[Dataset records]
# # # # #
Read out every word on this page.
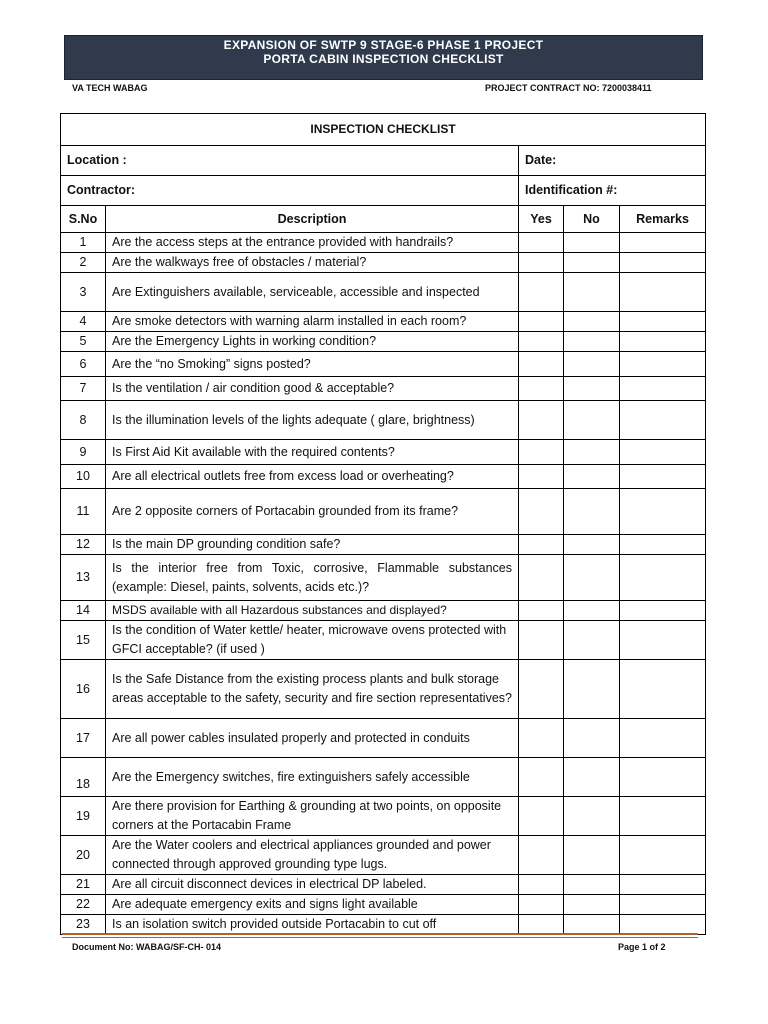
EXPANSION OF SWTP 9 STAGE-6 PHASE 1 PROJECT
PORTA CABIN INSPECTION CHECKLIST
VA TECH WABAG	PROJECT CONTRACT NO: 7200038411
INSPECTION CHECKLIST				
Location :		Date:		
Contractor:		Identification #:		
S.No	Description	Yes	No	Remarks
1	Are the access steps at the entrance provided with handrails?			
2	Are the walkways free of obstacles / material?			
3	Are Extinguishers available, serviceable, accessible and inspected			
4	Are smoke detectors with warning alarm installed in each room?			
5	Are the Emergency Lights in working condition?			
6	Are the “no Smoking” signs posted?			
7	Is the ventilation / air condition good & acceptable?			
8	Is the illumination levels of the lights adequate ( glare, brightness)			
9	Is First Aid Kit available with the required contents?			
10	Are all electrical outlets free from excess load or overheating?			
11	Are 2 opposite corners of Portacabin grounded from its frame?			
12	Is the main DP grounding condition safe?			
13	Is the interior free from Toxic, corrosive, Flammable substances (example: Diesel, paints, solvents, acids etc.)?			
14	MSDS available with all Hazardous substances and displayed?			
15	Is the condition of Water kettle/ heater, microwave ovens protected with GFCI acceptable? (if used )			
16	Is the Safe Distance from the existing process plants and bulk storage areas acceptable to the safety, security and fire section representatives?			
17	Are all power cables insulated properly and protected in conduits			
18	Are the Emergency switches, fire extinguishers safely accessible			
19	Are there provision for Earthing & grounding at two points, on opposite corners at the Portacabin Frame			
20	Are the Water coolers and electrical appliances grounded and power connected through approved grounding type lugs.			
21	Are all circuit disconnect devices in electrical DP labeled.			
22	Are adequate emergency exits and signs light available			
23	Is an isolation switch provided outside Portacabin to cut off			
Document No: WABAG/SF-CH- 014	Page 1 of 2
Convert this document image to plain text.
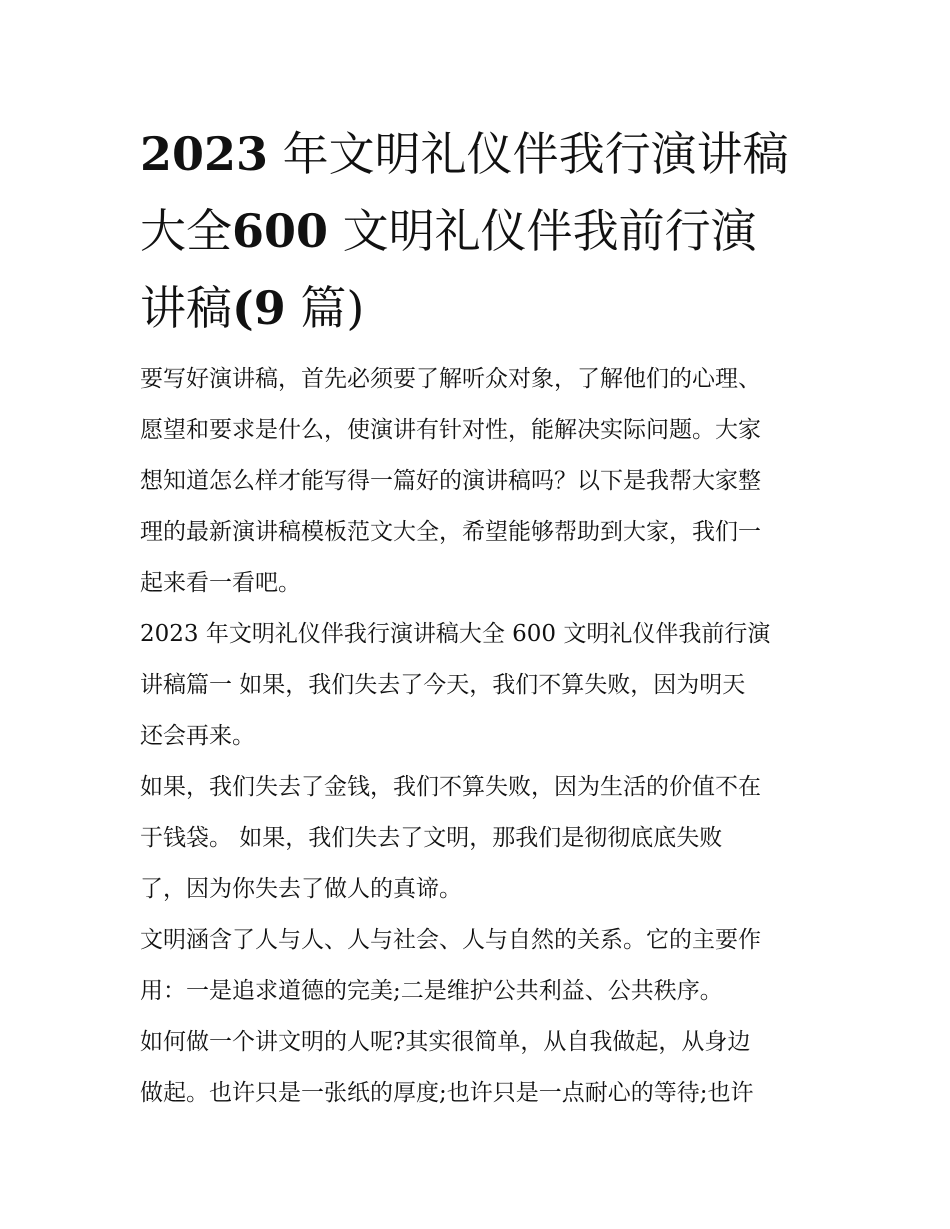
2023 年文明礼仪伴我行演讲稿
大全600 文明礼仪伴我前行演
讲稿(9 篇)
要写好演讲稿，首先必须要了解听众对象，了解他们的心理、
愿望和要求是什么，使演讲有针对性，能解决实际问题。大家
想知道怎么样才能写得一篇好的演讲稿吗？以下是我帮大家整
理的最新演讲稿模板范文大全，希望能够帮助到大家，我们一
起来看一看吧。
2023 年文明礼仪伴我行演讲稿大全 600 文明礼仪伴我前行演
讲稿篇一 如果，我们失去了今天，我们不算失败，因为明天
还会再来。
如果，我们失去了金钱，我们不算失败，因为生活的价值不在
于钱袋。 如果，我们失去了文明，那我们是彻彻底底失败
了，因为你失去了做人的真谛。
文明涵含了人与人、人与社会、人与自然的关系。它的主要作
用：一是追求道德的完美;二是维护公共利益、公共秩序。
如何做一个讲文明的人呢?其实很简单，从自我做起，从身边
做起。也许只是一张纸的厚度;也许只是一点耐心的等待;也许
# # # # #
Count each line where the string "Water" occurs, and write only the number.

▸ Correct answer
2